• Exercise details:
Copy out every line of the records where the string "negação" occurs.

• Input for this task:
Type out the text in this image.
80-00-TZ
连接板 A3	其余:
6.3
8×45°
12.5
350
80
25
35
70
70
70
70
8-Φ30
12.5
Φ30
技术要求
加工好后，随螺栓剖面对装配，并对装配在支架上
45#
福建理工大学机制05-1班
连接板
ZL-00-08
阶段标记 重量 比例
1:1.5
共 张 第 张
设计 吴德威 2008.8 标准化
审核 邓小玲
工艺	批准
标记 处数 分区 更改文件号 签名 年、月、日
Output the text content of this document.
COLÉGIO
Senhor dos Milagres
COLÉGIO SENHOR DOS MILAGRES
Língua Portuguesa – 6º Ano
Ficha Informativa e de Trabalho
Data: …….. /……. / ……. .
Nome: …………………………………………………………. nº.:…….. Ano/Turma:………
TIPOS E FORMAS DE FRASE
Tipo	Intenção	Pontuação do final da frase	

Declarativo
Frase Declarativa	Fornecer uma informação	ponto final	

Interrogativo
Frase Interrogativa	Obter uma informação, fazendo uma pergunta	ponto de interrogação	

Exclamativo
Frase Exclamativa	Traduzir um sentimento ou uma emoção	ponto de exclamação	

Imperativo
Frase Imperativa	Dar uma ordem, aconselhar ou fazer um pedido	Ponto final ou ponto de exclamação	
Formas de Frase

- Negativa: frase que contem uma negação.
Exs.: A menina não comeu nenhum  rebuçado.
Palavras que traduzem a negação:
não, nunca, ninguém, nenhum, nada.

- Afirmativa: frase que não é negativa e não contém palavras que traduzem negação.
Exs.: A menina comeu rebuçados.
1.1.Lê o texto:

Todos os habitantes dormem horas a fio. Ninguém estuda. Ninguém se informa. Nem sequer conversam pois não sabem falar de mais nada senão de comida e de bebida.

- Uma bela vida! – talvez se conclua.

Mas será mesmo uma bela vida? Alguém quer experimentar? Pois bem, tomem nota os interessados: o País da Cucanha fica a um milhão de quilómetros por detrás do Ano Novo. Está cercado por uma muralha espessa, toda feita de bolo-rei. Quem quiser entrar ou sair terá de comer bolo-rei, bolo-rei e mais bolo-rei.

• Task result:
- Negativa: frase que contem uma negação.
Palavras que traduzem a negação:
- Afirmativa: frase que não é negativa e não contém palavras que traduzem negação.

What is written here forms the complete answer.